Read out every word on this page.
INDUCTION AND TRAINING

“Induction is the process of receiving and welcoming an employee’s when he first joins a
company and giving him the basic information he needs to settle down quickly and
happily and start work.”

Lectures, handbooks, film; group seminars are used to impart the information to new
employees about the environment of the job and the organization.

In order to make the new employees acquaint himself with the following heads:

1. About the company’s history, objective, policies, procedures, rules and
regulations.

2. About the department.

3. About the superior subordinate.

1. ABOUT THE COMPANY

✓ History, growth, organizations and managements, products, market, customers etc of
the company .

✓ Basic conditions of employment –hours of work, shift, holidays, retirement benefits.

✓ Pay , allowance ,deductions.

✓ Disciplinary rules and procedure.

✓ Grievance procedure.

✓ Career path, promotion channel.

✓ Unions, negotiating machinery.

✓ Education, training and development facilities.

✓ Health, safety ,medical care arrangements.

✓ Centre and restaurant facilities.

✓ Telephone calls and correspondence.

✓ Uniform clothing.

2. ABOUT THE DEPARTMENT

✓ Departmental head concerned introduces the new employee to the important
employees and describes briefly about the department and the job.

Brief =>
Reproduce the data in its entirety, matching each character.

Task result =>
Read out every word on this page.
INDUCTION AND TRAINING

“Induction is the process of receiving and welcoming an employee’s when he first joins a
company and giving him the basic information he needs to settle down quickly and
happily and start work.”

Lectures, handbooks, film; group seminars are used to impart the information to new
employees about the environment of the job and the organization.

In order to make the new employees acquaint himself with the following heads:

1. About the company’s history, objective, policies, procedures, rules and
regulations.

2. About the department.

3. About the superior subordinate.

1. ABOUT THE COMPANY

✓ History, growth, organizations and managements, products, market, customers etc of
the company .

✓ Basic conditions of employment –hours of work, shift, holidays, retirement benefits.

✓ Pay , allowance ,deductions.

✓ Disciplinary rules and procedure.

✓ Grievance procedure.

✓ Career path, promotion channel.

✓ Unions, negotiating machinery.

✓ Education, training and development facilities.

✓ Health, safety ,medical care arrangements.

✓ Centre and restaurant facilities.

✓ Telephone calls and correspondence.

✓ Uniform clothing.

2. ABOUT THE DEPARTMENT

✓ Departmental head concerned introduces the new employee to the important
employees and describes briefly about the department and the job.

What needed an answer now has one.